WORK TO BE COMPLETED: Find and return every line of the data that contains the word "like".

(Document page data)
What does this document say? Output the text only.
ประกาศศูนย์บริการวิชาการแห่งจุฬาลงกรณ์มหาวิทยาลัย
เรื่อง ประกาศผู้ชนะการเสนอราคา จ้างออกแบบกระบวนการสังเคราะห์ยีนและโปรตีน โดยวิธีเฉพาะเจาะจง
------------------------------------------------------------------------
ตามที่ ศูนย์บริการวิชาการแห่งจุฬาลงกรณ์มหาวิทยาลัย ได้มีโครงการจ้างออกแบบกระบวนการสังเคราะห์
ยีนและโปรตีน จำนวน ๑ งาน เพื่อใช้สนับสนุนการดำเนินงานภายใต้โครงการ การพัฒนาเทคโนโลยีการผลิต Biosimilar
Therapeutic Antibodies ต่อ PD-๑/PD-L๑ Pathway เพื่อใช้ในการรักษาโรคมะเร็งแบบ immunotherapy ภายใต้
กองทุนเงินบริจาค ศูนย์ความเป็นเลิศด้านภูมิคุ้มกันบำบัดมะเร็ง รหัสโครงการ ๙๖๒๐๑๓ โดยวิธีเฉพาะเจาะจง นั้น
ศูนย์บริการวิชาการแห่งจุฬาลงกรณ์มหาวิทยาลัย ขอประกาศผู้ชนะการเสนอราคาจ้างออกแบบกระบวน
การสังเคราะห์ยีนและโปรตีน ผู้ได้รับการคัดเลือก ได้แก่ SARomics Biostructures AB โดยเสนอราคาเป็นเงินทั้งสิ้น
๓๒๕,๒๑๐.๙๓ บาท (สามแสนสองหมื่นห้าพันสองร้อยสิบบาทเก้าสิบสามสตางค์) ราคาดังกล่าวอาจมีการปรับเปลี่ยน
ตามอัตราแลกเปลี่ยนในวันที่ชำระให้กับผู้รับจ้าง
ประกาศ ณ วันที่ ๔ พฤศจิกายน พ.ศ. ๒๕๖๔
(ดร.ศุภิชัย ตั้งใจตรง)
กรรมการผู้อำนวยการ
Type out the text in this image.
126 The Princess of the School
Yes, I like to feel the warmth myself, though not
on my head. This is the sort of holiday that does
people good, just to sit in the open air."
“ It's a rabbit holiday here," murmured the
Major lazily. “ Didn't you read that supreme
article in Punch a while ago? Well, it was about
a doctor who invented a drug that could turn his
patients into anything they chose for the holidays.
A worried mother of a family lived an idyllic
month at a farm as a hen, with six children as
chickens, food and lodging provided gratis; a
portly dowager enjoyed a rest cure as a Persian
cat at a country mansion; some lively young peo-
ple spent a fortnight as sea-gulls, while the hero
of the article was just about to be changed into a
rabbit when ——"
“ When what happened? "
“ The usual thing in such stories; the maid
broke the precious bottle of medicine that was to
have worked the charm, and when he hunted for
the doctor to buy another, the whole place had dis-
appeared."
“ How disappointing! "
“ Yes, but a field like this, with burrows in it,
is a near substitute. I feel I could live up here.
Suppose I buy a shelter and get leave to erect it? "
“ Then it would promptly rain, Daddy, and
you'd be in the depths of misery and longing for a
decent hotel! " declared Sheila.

FINAL ANSWER:
Yes, I like to feel the warmth myself, though not
“ Yes, but a field like this, with burrows in it,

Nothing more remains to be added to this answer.